Reading text
##############################

In the context of function composition, the **inner function** plays a crucial role. It is essentially the function that is evaluated first, within the larger composition. In our exercise, the task is to identify what part of the function is serving as the inner function. Here, the inner function is identified as:\[g(x) = \frac{8+x^{3}}{8-x^{3}}\]This expression acts as the inner function because it is evaluated first before any further operations, such as raising it to a power, are performed. Understanding the inner function:

• It simplifies a part of the entire expression, making the outer function's job easier.
• Once determined, the rest of the original function relies on this inner structure to build complexity.

Recognizing this helps in unraveling complex functions into simpler parts, allowing us to piece them together using function composition.

After figuring out the inner function, we focus on the **outer function**. The outer function processes the result of the inner function. In our scenario, the outer function modifies the output of \(g(x)\) from our earlier section. It is given by:\[f(u) = u^{4}\]When plugging in the result of \(g(x)\), it replaces \(u\) in this function, showing how the outer function encapsulates or builds further upon the solutions provided by the inner function.Key points about the outer function:

• It usually involves operations like powers, trigonometric functions, exponentials, etc., applied after the inner function.

##############################

Prompt 1
List every bulleted point that appears in the passage on function composition.
Prompt 2
Write out the stretch of the passage on function composition from "In the context" through "function's job easier.".
Prompt 3
Extend the passage on function composition, picking up after its final sentence.

Entries from a dataset
##############################

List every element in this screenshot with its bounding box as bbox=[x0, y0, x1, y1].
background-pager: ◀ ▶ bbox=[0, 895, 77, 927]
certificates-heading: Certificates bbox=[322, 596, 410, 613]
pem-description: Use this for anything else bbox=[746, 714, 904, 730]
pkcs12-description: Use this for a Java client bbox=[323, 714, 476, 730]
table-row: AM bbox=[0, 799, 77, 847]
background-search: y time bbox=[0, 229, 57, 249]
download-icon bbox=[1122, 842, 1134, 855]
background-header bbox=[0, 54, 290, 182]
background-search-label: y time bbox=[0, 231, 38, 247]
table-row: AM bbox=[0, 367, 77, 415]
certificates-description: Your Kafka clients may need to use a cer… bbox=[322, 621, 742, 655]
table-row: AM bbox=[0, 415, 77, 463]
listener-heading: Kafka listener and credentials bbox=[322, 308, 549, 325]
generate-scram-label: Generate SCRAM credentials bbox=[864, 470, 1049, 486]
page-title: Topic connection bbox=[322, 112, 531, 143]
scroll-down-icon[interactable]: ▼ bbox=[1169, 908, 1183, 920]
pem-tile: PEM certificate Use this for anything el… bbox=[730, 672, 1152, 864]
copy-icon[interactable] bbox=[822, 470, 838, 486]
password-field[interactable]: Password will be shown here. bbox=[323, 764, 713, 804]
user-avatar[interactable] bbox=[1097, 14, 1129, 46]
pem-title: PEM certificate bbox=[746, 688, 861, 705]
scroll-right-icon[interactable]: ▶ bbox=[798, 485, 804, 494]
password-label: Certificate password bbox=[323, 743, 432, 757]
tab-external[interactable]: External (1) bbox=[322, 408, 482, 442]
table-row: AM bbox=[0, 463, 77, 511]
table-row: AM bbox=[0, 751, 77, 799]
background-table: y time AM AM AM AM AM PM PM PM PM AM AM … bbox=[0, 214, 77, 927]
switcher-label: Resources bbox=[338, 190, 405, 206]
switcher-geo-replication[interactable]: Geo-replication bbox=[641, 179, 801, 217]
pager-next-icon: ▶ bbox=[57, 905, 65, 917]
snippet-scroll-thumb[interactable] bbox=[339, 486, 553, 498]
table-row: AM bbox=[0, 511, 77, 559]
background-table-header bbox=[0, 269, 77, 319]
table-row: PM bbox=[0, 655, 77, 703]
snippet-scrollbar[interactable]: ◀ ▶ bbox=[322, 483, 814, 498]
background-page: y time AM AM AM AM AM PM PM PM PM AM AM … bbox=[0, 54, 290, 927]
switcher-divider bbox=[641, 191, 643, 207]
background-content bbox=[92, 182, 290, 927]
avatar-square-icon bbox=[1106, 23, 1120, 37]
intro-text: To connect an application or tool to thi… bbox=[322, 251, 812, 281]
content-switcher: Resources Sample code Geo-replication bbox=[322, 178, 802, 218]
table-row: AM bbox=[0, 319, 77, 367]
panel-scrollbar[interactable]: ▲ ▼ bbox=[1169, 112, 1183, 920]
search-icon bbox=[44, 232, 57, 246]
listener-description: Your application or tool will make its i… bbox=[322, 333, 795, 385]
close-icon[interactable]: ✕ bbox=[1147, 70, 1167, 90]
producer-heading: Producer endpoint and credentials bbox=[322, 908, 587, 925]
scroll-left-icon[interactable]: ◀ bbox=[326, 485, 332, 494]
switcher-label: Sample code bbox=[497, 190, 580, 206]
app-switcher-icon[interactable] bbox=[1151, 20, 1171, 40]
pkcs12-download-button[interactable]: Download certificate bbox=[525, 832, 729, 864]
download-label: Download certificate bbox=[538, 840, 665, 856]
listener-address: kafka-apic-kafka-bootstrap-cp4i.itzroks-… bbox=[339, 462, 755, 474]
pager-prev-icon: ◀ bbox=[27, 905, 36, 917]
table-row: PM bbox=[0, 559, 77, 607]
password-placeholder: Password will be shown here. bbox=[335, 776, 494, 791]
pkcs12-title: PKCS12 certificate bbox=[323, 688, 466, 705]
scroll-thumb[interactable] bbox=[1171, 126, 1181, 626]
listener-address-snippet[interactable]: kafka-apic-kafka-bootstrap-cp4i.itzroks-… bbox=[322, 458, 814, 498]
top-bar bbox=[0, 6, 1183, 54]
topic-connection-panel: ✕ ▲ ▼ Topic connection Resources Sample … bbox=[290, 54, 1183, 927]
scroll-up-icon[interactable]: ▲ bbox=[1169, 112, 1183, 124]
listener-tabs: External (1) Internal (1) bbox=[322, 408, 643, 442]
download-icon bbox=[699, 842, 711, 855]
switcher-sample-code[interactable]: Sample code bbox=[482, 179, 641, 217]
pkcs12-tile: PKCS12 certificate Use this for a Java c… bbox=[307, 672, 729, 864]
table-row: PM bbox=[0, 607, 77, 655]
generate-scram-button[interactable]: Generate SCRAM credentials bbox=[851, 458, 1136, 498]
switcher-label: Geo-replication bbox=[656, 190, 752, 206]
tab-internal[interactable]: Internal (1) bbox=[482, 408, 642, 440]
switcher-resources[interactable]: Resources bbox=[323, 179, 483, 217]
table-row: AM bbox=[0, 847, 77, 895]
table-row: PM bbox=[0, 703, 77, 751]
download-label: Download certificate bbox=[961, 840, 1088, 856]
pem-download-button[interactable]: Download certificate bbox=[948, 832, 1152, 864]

##############################

Task output 1
- It simplifies a part of the entire expression, making the outer function's job easier.
- Once determined, the rest of the original function relies on this inner structure to build complexity.
- It usually involves operations like powers, trigonometric functions, exponentials, etc., applied after the inner function.

Task output 2
In the context of function composition, the **inner function** plays a crucial role. It is essentially the function that is evaluated first, within the larger composition. In our exercise, the task is to identify what part of the function is serving as the inner function. Here, the inner function is identified as:\[g(x) = \frac{8+x^{3}}{8-x^{3}}\]This expression acts as the inner function because it is evaluated first before any further operations, such as raising it to a power, are performed. Understanding the inner function:

• It simplifies a part of the entire expression, making the outer function's job easier.

Task output 3
• It is responsible for the main transformation of the input into the desired output form.

The composition \(f(g(x))\) visualizes how the outer and inner functions interact, confirming correctness of the composition when it matches the original function \(h(x)\).

When dealing with function compositions, understanding **algebraic expressions** is fundamental. These expressions can vary widely, ranging from simple polynomials to more complex rational expressions. In our exercise, the function is expressed as a rational expression:- The **numerator** \(8+x^{3}\) and the **denominator** \(8-x^{3}\) together form the fraction \(\frac{8+x^{3}}{8-x^{3}}\).- The power transformation \((...)^{4}\) exemplifies how algebraic expressions are used in operations.Algebraic expressions are vital:

• They provide a way to represent numbers and operations in a structured, logical format.
• They are often manipulated to simplify or express functions in different forms, especially suitable for compositions.
• Understanding their structure helps in breaking down complicated sequences into manageable parts.

In summary, mastering these expressions enhances skills such as factoring, expanding, and simplifying, which are essential in math problem-solving and reasoning.